Exercise: Retype everything in the listing, leaving each line exactly as it is.

Listing:
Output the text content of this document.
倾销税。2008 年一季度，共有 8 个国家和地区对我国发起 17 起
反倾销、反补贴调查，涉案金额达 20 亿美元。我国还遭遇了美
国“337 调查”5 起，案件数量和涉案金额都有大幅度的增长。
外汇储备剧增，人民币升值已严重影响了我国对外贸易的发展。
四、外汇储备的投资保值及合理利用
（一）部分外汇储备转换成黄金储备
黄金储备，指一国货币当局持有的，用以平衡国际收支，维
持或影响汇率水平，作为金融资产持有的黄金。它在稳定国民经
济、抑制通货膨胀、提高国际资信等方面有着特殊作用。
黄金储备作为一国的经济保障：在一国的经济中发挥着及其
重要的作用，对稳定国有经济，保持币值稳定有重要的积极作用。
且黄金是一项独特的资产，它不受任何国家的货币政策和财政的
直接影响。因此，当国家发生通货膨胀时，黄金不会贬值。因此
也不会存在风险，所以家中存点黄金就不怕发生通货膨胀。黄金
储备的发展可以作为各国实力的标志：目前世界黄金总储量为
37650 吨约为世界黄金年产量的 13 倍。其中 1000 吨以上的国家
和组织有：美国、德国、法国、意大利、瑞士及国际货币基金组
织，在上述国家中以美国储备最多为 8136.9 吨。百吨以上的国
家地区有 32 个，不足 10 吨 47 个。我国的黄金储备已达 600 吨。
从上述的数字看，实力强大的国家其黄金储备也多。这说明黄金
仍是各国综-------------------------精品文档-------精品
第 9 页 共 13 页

Result of the task:
Output the text content of this document.
倾销税。2008 年一季度，共有 8 个国家和地区对我国发起 17 起
反倾销、反补贴调查，涉案金额达 20 亿美元。我国还遭遇了美
国“337 调查”5 起，案件数量和涉案金额都有大幅度的增长。
外汇储备剧增，人民币升值已严重影响了我国对外贸易的发展。
四、外汇储备的投资保值及合理利用
（一）部分外汇储备转换成黄金储备
黄金储备，指一国货币当局持有的，用以平衡国际收支，维
持或影响汇率水平，作为金融资产持有的黄金。它在稳定国民经
济、抑制通货膨胀、提高国际资信等方面有着特殊作用。
黄金储备作为一国的经济保障：在一国的经济中发挥着及其
重要的作用，对稳定国有经济，保持币值稳定有重要的积极作用。
且黄金是一项独特的资产，它不受任何国家的货币政策和财政的
直接影响。因此，当国家发生通货膨胀时，黄金不会贬值。因此
也不会存在风险，所以家中存点黄金就不怕发生通货膨胀。黄金
储备的发展可以作为各国实力的标志：目前世界黄金总储量为
37650 吨约为世界黄金年产量的 13 倍。其中 1000 吨以上的国家
和组织有：美国、德国、法国、意大利、瑞士及国际货币基金组
织，在上述国家中以美国储备最多为 8136.9 吨。百吨以上的国
家地区有 32 个，不足 10 吨 47 个。我国的黄金储备已达 600 吨。
从上述的数字看，实力强大的国家其黄金储备也多。这说明黄金
仍是各国综-------------------------精品文档-------精品
第 9 页 共 13 页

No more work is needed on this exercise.